## begin RAW RECORDS

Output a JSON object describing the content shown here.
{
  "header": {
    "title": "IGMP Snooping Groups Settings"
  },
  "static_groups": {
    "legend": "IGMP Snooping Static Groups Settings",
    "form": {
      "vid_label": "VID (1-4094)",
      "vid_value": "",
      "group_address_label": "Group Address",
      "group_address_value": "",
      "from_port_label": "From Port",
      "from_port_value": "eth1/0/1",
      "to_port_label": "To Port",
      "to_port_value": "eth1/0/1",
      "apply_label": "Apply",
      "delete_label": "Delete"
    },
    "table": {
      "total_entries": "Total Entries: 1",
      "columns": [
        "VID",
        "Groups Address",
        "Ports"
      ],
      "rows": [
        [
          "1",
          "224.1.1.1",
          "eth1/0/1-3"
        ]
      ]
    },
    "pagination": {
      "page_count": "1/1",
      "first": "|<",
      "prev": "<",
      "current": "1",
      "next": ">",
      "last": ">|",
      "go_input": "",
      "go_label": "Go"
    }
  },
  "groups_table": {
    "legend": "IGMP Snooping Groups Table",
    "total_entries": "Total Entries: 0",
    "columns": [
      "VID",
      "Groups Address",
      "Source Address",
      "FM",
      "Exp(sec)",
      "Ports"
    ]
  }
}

## end RAW RECORDS

WHAT YOU SHOULD DO -
Scan the lines for the string "Entries". Copy out each line that matches.

EXERCISE ANSWER -
      "total_entries": "Total Entries: 1",
    "total_entries": "Total Entries: 0",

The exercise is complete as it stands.